Reproduce the records below in full and word for word, excluding pictures.

:: Records supplied

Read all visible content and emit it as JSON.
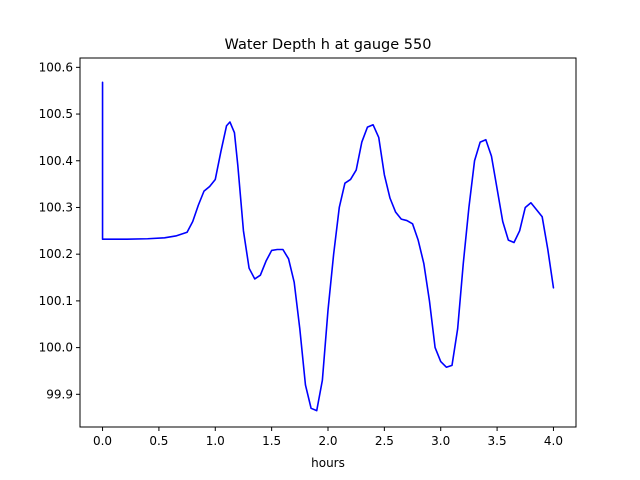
{
  "chart_data": {
    "type": "line",
    "title": "Water Depth h at gauge 550",
    "xlabel": "hours",
    "ylabel": "",
    "xlim": [
      -0.2,
      4.2
    ],
    "ylim": [
      99.83,
      100.62
    ],
    "xticks": [
      {
        "value": 0.0,
        "label": "0.0"
      },
      {
        "value": 0.5,
        "label": "0.5"
      },
      {
        "value": 1.0,
        "label": "1.0"
      },
      {
        "value": 1.5,
        "label": "1.5"
      },
      {
        "value": 2.0,
        "label": "2.0"
      },
      {
        "value": 2.5,
        "label": "2.5"
      },
      {
        "value": 3.0,
        "label": "3.0"
      },
      {
        "value": 3.5,
        "label": "3.5"
      },
      {
        "value": 4.0,
        "label": "4.0"
      }
    ],
    "yticks": [
      {
        "value": 99.9,
        "label": "99.9"
      },
      {
        "value": 100.0,
        "label": "100.0"
      },
      {
        "value": 100.1,
        "label": "100.1"
      },
      {
        "value": 100.2,
        "label": "100.2"
      },
      {
        "value": 100.3,
        "label": "100.3"
      },
      {
        "value": 100.4,
        "label": "100.4"
      },
      {
        "value": 100.5,
        "label": "100.5"
      },
      {
        "value": 100.6,
        "label": "100.6"
      }
    ],
    "grid": false,
    "series": [
      {
        "color": "#0000ff",
        "points": [
          [
            0.0,
            100.568
          ],
          [
            0.0,
            100.232
          ],
          [
            0.2,
            100.232
          ],
          [
            0.4,
            100.233
          ],
          [
            0.55,
            100.235
          ],
          [
            0.65,
            100.239
          ],
          [
            0.75,
            100.247
          ],
          [
            0.8,
            100.27
          ],
          [
            0.85,
            100.305
          ],
          [
            0.9,
            100.335
          ],
          [
            0.95,
            100.345
          ],
          [
            1.0,
            100.36
          ],
          [
            1.05,
            100.42
          ],
          [
            1.1,
            100.475
          ],
          [
            1.13,
            100.483
          ],
          [
            1.17,
            100.46
          ],
          [
            1.2,
            100.39
          ],
          [
            1.25,
            100.25
          ],
          [
            1.3,
            100.17
          ],
          [
            1.35,
            100.147
          ],
          [
            1.4,
            100.155
          ],
          [
            1.45,
            100.185
          ],
          [
            1.5,
            100.208
          ],
          [
            1.55,
            100.21
          ],
          [
            1.6,
            100.21
          ],
          [
            1.65,
            100.19
          ],
          [
            1.7,
            100.14
          ],
          [
            1.75,
            100.04
          ],
          [
            1.8,
            99.92
          ],
          [
            1.85,
            99.87
          ],
          [
            1.9,
            99.865
          ],
          [
            1.95,
            99.93
          ],
          [
            2.0,
            100.08
          ],
          [
            2.05,
            100.2
          ],
          [
            2.1,
            100.3
          ],
          [
            2.15,
            100.352
          ],
          [
            2.2,
            100.36
          ],
          [
            2.25,
            100.38
          ],
          [
            2.3,
            100.44
          ],
          [
            2.35,
            100.472
          ],
          [
            2.4,
            100.477
          ],
          [
            2.45,
            100.45
          ],
          [
            2.5,
            100.37
          ],
          [
            2.55,
            100.32
          ],
          [
            2.6,
            100.29
          ],
          [
            2.65,
            100.275
          ],
          [
            2.7,
            100.272
          ],
          [
            2.75,
            100.265
          ],
          [
            2.8,
            100.23
          ],
          [
            2.85,
            100.18
          ],
          [
            2.9,
            100.1
          ],
          [
            2.95,
            100.0
          ],
          [
            3.0,
            99.97
          ],
          [
            3.05,
            99.958
          ],
          [
            3.1,
            99.962
          ],
          [
            3.15,
            100.04
          ],
          [
            3.2,
            100.18
          ],
          [
            3.25,
            100.3
          ],
          [
            3.3,
            100.4
          ],
          [
            3.35,
            100.44
          ],
          [
            3.4,
            100.445
          ],
          [
            3.45,
            100.41
          ],
          [
            3.5,
            100.34
          ],
          [
            3.55,
            100.27
          ],
          [
            3.6,
            100.23
          ],
          [
            3.65,
            100.225
          ],
          [
            3.7,
            100.25
          ],
          [
            3.75,
            100.3
          ],
          [
            3.8,
            100.31
          ],
          [
            3.85,
            100.295
          ],
          [
            3.9,
            100.28
          ],
          [
            3.95,
            100.21
          ],
          [
            4.0,
            100.128
          ]
        ]
      }
    ]
  }
}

::::

● **Final result**:
Read all visible content and emit it as JSON.
{
  "chart_data": {
    "type": "line",
    "title": "Water Depth h at gauge 550",
    "xlabel": "hours",
    "ylabel": "",
    "xlim": [
      -0.2,
      4.2
    ],
    "ylim": [
      99.83,
      100.62
    ],
    "xticks": [
      {
        "value": 0.0,
        "label": "0.0"
      },
      {
        "value": 0.5,
        "label": "0.5"
      },
      {
        "value": 1.0,
        "label": "1.0"
      },
      {
        "value": 1.5,
        "label": "1.5"
      },
      {
        "value": 2.0,
        "label": "2.0"
      },
      {
        "value": 2.5,
        "label": "2.5"
      },
      {
        "value": 3.0,
        "label": "3.0"
      },
      {
        "value": 3.5,
        "label": "3.5"
      },
      {
        "value": 4.0,
        "label": "4.0"
      }
    ],
    "yticks": [
      {
        "value": 99.9,
        "label": "99.9"
      },
      {
        "value": 100.0,
        "label": "100.0"
      },
      {
        "value": 100.1,
        "label": "100.1"
      },
      {
        "value": 100.2,
        "label": "100.2"
      },
      {
        "value": 100.3,
        "label": "100.3"
      },
      {
        "value": 100.4,
        "label": "100.4"
      },
      {
        "value": 100.5,
        "label": "100.5"
      },
      {
        "value": 100.6,
        "label": "100.6"
      }
    ],
    "grid": false,
    "series": [
      {
        "color": "#0000ff",
        "points": [
          [
            0.0,
            100.568
          ],
          [
            0.0,
            100.232
          ],
          [
            0.2,
            100.232
          ],
          [
            0.4,
            100.233
          ],
          [
            0.55,
            100.235
          ],
          [
            0.65,
            100.239
          ],
          [
            0.75,
            100.247
          ],
          [
            0.8,
            100.27
          ],
          [
            0.85,
            100.305
          ],
          [
            0.9,
            100.335
          ],
          [
            0.95,
            100.345
          ],
          [
            1.0,
            100.36
          ],
          [
            1.05,
            100.42
          ],
          [
            1.1,
            100.475
          ],
          [
            1.13,
            100.483
          ],
          [
            1.17,
            100.46
          ],
          [
            1.2,
            100.39
          ],
          [
            1.25,
            100.25
          ],
          [
            1.3,
            100.17
          ],
          [
            1.35,
            100.147
          ],
          [
            1.4,
            100.155
          ],
          [
            1.45,
            100.185
          ],
          [
            1.5,
            100.208
          ],
          [
            1.55,
            100.21
          ],
          [
            1.6,
            100.21
          ],
          [
            1.65,
            100.19
          ],
          [
            1.7,
            100.14
          ],
          [
            1.75,
            100.04
          ],
          [
            1.8,
            99.92
          ],
          [
            1.85,
            99.87
          ],
          [
            1.9,
            99.865
          ],
          [
            1.95,
            99.93
          ],
          [
            2.0,
            100.08
          ],
          [
            2.05,
            100.2
          ],
          [
            2.1,
            100.3
          ],
          [
            2.15,
            100.352
          ],
          [
            2.2,
            100.36
          ],
          [
            2.25,
            100.38
          ],
          [
            2.3,
            100.44
          ],
          [
            2.35,
            100.472
          ],
          [
            2.4,
            100.477
          ],
          [
            2.45,
            100.45
          ],
          [
            2.5,
            100.37
          ],
          [
            2.55,
            100.32
          ],
          [
            2.6,
            100.29
          ],
          [
            2.65,
            100.275
          ],
          [
            2.7,
            100.272
          ],
          [
            2.75,
            100.265
          ],
          [
            2.8,
            100.23
          ],
          [
            2.85,
            100.18
          ],
          [
            2.9,
            100.1
          ],
          [
            2.95,
            100.0
          ],
          [
            3.0,
            99.97
          ],
          [
            3.05,
            99.958
          ],
          [
            3.1,
            99.962
          ],
          [
            3.15,
            100.04
          ],
          [
            3.2,
            100.18
          ],
          [
            3.25,
            100.3
          ],
          [
            3.3,
            100.4
          ],
          [
            3.35,
            100.44
          ],
          [
            3.4,
            100.445
          ],
          [
            3.45,
            100.41
          ],
          [
            3.5,
            100.34
          ],
          [
            3.55,
            100.27
          ],
          [
            3.6,
            100.23
          ],
          [
            3.65,
            100.225
          ],
          [
            3.7,
            100.25
          ],
          [
            3.75,
            100.3
          ],
          [
            3.8,
            100.31
          ],
          [
            3.85,
            100.295
          ],
          [
            3.9,
            100.28
          ],
          [
            3.95,
            100.21
          ],
          [
            4.0,
            100.128
          ]
        ]
      }
    ]
  }
}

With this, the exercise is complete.